> **Request**
Transcribe every line exactly. Leave the pictures behind.

======== Input for this task

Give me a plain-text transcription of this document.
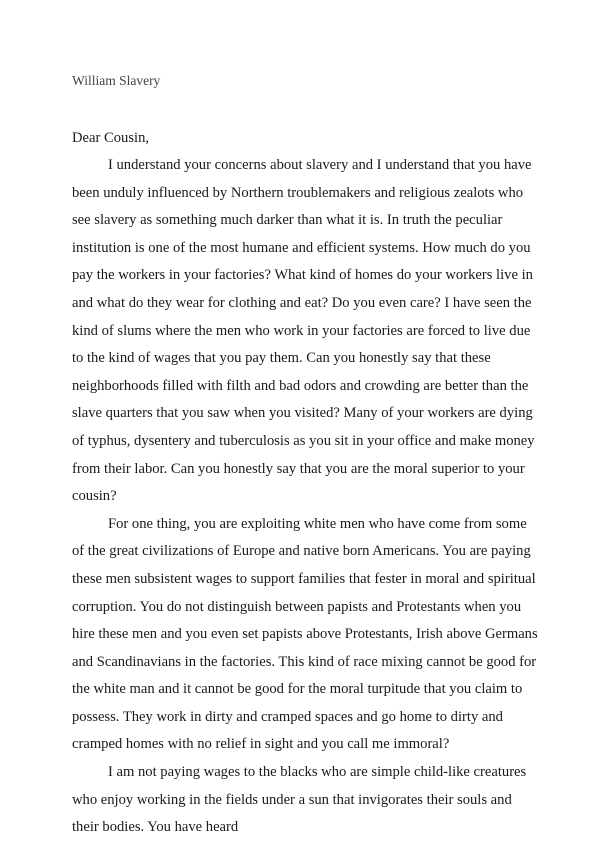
William Slavery
Dear Cousin,

I understand your concerns about slavery and I understand that you have been unduly influenced by Northern troublemakers and religious zealots who see slavery as something much darker than what it is. In truth the peculiar institution is one of the most humane and efficient systems. How much do you pay the workers in your factories? What kind of homes do your workers live in and what do they wear for clothing and eat? Do you even care? I have seen the kind of slums where the men who work in your factories are forced to live due to the kind of wages that you pay them. Can you honestly say that these neighborhoods filled with filth and bad odors and crowding are better than the slave quarters that you saw when you visited? Many of your workers are dying of typhus, dysentery and tuberculosis as you sit in your office and make money from their labor. Can you honestly say that you are the moral superior to your cousin?

For one thing, you are exploiting white men who have come from some of the great civilizations of Europe and native born Americans. You are paying these men subsistent wages to support families that fester in moral and spiritual corruption. You do not distinguish between papists and Protestants when you hire these men and you even set papists above Protestants, Irish above Germans and Scandinavians in the factories. This kind of race mixing cannot be good for the white man and it cannot be good for the moral turpitude that you claim to possess. They work in dirty and cramped spaces and go home to dirty and cramped homes with no relief in sight and you call me immoral?

I am not paying wages to the blacks who are simple child-like creatures who enjoy working in the fields under a sun that invigorates their souls and their bodies. You have heard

================

> **Result of the task**
Give me a plain-text transcription of this document.
William Slavery
Dear Cousin,

I understand your concerns about slavery and I understand that you have been unduly influenced by Northern troublemakers and religious zealots who see slavery as something much darker than what it is. In truth the peculiar institution is one of the most humane and efficient systems. How much do you pay the workers in your factories? What kind of homes do your workers live in and what do they wear for clothing and eat? Do you even care? I have seen the kind of slums where the men who work in your factories are forced to live due to the kind of wages that you pay them. Can you honestly say that these neighborhoods filled with filth and bad odors and crowding are better than the slave quarters that you saw when you visited? Many of your workers are dying of typhus, dysentery and tuberculosis as you sit in your office and make money from their labor. Can you honestly say that you are the moral superior to your cousin?

For one thing, you are exploiting white men who have come from some of the great civilizations of Europe and native born Americans. You are paying these men subsistent wages to support families that fester in moral and spiritual corruption. You do not distinguish between papists and Protestants when you hire these men and you even set papists above Protestants, Irish above Germans and Scandinavians in the factories. This kind of race mixing cannot be good for the white man and it cannot be good for the moral turpitude that you claim to possess. They work in dirty and cramped spaces and go home to dirty and cramped homes with no relief in sight and you call me immoral?

I am not paying wages to the blacks who are simple child-like creatures who enjoy working in the fields under a sun that invigorates their souls and their bodies. You have heard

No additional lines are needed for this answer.